> **TEXTO DE LEITURA**

________

Ministro da Ciência procura-se
Se Manuel Heitor não fez durante o primeiro mandato a necessária introspecção para mudar o seu curso de acção, é pouco provável que o venha a fazer agora.
O ministro da Ciência Manuel Heitor (2015-2019) foi recentemente renomeado pelo primeiro-ministro para o novo Governo do Partido Socialista (PS) para ocupar a mesma posição fulcral durante os próximos quatro anos. No entanto, e na minha opinião, a sua gestão da ciência portuguesa não foi digna desta renovada confiança. Foram muitas as dificuldades com que o Sistema Científico e Tecnológico Nacional (SCTN) se deparou nos últimos quatro anos, e uma boa proporção delas foi da sua responsabilidade. Vou só dar três exemplos.
Quando o ministro Manuel Heitor assumiu sob sua responsabilidade a pasta da ciência em 2015, encontrou um panorama difícil. Portugal estava a sair das restrições impostas pela troika, com certeza existiam graves restrições ao orçamento, e a ciência não era uma prioridade. No entanto, o SCTN português precisava – e ainda precisa urgentemente – de um orçamento maior, mais regular e previsível, e oriundo dos fundos do Estado (e não dos fundos estruturais europeus), que seja plurianual e independente das mudanças de governo. Também precisa de uma menor burocratização, que se adapte melhor ao carácter flexível, criativo e inovador da actividade científica e tecnológica, e permita assim que seja a ponta-de-lança da economia portuguesa.
O próprio ministro Manuel Heitor reconhece estas necessidades e até assinou um manifesto que as identificava. No entanto, este reconhecimento não se traduziu na sua gestão subsequente: só abriu um único concurso nacional para projectos de investigação em todo o seu mandato, o qual foi principalmente suportado por fundos estruturais europeus. Das inumeráveis e tecnicamente complexas barreiras burocráticas é melhor não falar.
De todas as suas medidas, a estrela do seu mandato foi o “emprego científico”, transformando por decreto bolsas em contratos, limitando o uso de bolsas, e forçando contratos de trabalho. Ora estas medidas, que em teoria seriam desejadas pela maioria da comunidade científica, foram executadas de forma normativa e sem atender a estratégias científicas ou institucionais. Os custos de parte destas mudanças pesam nos projectos de investigação, que ficaram sem orçamento para cobrir outras despesas de investigação que não as de recursos humanos.
Na sua maioria, os novos empregos foram “forçados” a dar continuidade a perfis profissionais já existentes, ignorando as necessidades reais e a diversidade do SCTN, e saturando desnecessariamente uma parte do seu mercado laboral (o seu “pleno emprego”). Desta forma, não se promoveram condições para que estes profissionais altamente qualificados fossem produtivos, porque nem os laboratórios nem as instituições ficaram com muito dinheiro para investigação. Os decretos provocaram e ainda provocam uma forte resistência por parte das instituições em estabelecer vínculos contratuais permanentes porque ameaçam os seus já magros orçamentos, senão no presente, no futuro próximo, e não confiam que o Estado virá em sua ajuda quando for preciso assegurar a continuidade destes “empregos”.

________

> **MATERIAL FORNECIDO**
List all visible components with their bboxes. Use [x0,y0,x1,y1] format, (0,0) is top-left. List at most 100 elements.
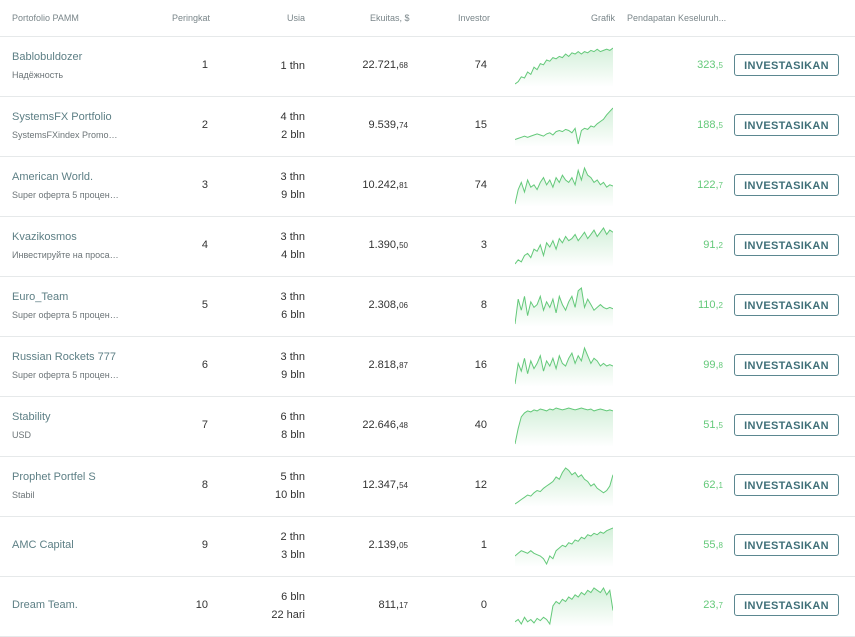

________

> **INSTRUÇÕES DAS TAREFAS**
(1) Segundo o texto sobre a gestão da ciência por Manuel Heitor, por que razão as instituições resistem a estabelecer vínculos contratuais permanentes? Responda em uma a três frases.
(2) Retome o texto sobre a gestão da ciência por Manuel Heitor, continuando-o a partir da última frase apresentada.

> **RESPOSTAS DOS EXERCÍCIOS**
(1) As instituições resistem porque esses vínculos ameaçam os seus já magros orçamentos, se não no presente, no futuro próximo. Além disso, não confiam que o Estado lhes venha em ajuda quando for preciso assegurar a continuidade desses empregos.

(2)
Como consequência deste processo forçado e muito pouco orgânico, muitos destes novos contratos ainda não foram executados, e ninguém sabe o que realmente acontecerá com os investigadores já contratados a curto, médio e longo prazo. Ou seja, estes novos empregos – todos a termo certo, ou seja, temporários – continuam a promover a precariedade laboral na ciência em detrimento das carreiras (que é uma realidade diferente de “emprego”). Esta situação virá a ser agravada pelo facto de o ministro Manuel Heitor ter gerado compromissos financeiros enormes que comprometem futuras gerações do SCTN.
A incerteza orçamental foi transversal a todo o SCTN durante o seu primeiro mandato, e teve graves consequências a todos os níveis, especialmente nas estratégias de gestão de recursos humanos, e no planeamento da gestão dos laboratórios e das instituições. A elevadíssima incerteza não estimula a criatividade, mas potencia a escolha de projectos conservadores e de curto prazo, inimigos da inovação. O esforço dos cientistas portugueses e das suas instituições surpreende por uma produtividade científica irrepreensível considerando o baixo investimento realizado, mas Portugal continua sem ser um país inovador (de acordo com a OCDE) e é pouco provável que o consiga ser a curto prazo ou mesmo a médio prazo.
O ministro Manuel Heitor prometia há uns anos que uma grande parte da ciência portuguesa seria em breve financiada por fundos privados. Uma colega espanhola que assistiu ao discurso perguntava-me: “Mas Portugal tem tecido industrial para fazer tal investimento?” A resposta é não. E também pouco ou nada foi feito para incentivar/captar empresas de elevada capacidade inovadora.
Se o ministro Manuel Heitor não fez durante o seu primeiro mandato a necessária introspecção para mudar o seu curso de acção, é pouco provável que o venha a fazer agora. Talvez seja melhor que deixe a pasta a alguém com vontade de mudar, mas para melhor. O SCTN procura ministro da Ciência à séria.